--- START Entries shown ---

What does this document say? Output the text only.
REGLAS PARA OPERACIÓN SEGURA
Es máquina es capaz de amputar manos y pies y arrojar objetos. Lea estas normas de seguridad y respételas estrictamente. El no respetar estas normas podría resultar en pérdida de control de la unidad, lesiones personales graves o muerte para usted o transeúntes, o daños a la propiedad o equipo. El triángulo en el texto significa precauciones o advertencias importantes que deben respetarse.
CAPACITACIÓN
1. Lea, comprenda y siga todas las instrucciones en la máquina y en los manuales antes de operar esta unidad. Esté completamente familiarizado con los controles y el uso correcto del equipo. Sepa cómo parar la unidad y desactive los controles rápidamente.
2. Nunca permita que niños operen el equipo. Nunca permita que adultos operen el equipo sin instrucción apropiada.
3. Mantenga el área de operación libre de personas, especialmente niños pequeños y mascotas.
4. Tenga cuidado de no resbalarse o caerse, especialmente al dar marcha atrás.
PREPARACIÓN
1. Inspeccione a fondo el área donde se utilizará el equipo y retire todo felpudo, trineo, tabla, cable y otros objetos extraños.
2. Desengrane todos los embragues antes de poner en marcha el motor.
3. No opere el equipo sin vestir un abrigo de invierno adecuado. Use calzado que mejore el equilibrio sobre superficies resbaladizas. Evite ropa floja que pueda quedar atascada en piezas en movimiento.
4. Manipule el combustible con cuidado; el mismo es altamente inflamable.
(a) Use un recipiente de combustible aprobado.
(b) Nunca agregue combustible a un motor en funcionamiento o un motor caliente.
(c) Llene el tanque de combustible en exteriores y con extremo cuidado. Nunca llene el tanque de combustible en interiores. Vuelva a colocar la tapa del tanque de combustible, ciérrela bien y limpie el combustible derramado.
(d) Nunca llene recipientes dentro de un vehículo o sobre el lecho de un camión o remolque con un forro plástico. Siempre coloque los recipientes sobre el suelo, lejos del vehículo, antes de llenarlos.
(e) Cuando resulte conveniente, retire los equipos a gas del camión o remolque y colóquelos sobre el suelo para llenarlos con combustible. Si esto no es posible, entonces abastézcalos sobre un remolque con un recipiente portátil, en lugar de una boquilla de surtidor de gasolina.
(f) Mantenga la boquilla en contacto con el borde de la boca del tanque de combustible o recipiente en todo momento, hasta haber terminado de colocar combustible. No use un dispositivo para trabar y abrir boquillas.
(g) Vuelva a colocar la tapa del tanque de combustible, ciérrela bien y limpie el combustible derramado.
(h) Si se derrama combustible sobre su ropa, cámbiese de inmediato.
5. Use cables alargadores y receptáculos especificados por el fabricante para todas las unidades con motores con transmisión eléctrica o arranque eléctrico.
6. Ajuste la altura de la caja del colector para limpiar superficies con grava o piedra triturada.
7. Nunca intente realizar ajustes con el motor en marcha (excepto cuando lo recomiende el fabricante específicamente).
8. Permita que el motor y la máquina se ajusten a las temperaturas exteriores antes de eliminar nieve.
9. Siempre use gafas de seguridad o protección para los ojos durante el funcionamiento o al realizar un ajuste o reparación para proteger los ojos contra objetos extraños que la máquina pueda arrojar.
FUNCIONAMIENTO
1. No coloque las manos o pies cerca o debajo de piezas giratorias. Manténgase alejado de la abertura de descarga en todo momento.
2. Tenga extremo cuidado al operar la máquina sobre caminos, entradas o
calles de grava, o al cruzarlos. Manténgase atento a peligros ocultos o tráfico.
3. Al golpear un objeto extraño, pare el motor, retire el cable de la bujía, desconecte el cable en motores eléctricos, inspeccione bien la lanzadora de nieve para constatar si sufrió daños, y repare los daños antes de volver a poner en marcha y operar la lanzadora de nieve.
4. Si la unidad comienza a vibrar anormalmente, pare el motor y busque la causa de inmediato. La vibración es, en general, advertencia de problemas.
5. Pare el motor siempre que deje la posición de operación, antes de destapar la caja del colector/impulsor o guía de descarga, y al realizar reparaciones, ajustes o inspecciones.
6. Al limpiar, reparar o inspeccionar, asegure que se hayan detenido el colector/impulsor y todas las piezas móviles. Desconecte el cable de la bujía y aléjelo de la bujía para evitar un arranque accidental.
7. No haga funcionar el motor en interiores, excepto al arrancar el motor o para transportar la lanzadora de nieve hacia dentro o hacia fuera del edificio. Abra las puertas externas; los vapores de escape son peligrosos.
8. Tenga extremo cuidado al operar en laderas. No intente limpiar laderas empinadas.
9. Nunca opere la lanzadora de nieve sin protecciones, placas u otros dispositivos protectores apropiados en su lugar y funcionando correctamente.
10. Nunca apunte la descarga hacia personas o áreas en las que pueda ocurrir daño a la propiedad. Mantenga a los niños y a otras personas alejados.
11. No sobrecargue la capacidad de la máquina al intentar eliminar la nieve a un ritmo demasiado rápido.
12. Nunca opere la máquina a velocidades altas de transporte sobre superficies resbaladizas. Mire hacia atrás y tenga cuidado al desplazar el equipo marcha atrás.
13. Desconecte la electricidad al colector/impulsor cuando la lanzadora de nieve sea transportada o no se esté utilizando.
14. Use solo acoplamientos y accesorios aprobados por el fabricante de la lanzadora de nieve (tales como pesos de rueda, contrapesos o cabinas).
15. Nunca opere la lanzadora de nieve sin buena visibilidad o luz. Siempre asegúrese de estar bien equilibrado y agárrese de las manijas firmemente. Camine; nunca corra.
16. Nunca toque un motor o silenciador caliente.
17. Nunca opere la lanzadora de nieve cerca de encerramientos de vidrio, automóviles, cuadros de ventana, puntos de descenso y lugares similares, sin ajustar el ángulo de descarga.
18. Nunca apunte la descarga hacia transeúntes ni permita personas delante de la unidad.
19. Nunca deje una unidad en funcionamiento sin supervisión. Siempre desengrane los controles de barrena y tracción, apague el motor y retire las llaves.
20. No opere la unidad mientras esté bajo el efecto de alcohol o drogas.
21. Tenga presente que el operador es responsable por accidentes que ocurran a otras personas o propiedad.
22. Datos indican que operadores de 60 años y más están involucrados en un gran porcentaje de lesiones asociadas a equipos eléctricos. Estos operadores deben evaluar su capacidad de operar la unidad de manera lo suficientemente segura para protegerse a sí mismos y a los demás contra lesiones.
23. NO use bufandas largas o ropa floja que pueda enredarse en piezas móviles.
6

--- END Entries shown ---

Problem requirements: For this exercise, gather every line of the data that contains the word "daños".

Reply to the exercise:
Es máquina es capaz de amputar manos y pies y arrojar objetos. Lea estas normas de seguridad y respételas estrictamente. El no respetar estas normas podría resultar en pérdida de control de la unidad, lesiones personales graves o muerte para usted o transeúntes, o daños a la propiedad o equipo. El triángulo en el texto significa precauciones o advertencias importantes que deben respetarse.
3. Al golpear un objeto extraño, pare el motor, retire el cable de la bujía, desconecte el cable en motores eléctricos, inspeccione bien la lanzadora de nieve para constatar si sufrió daños, y repare los daños antes de volver a poner en marcha y operar la lanzadora de nieve.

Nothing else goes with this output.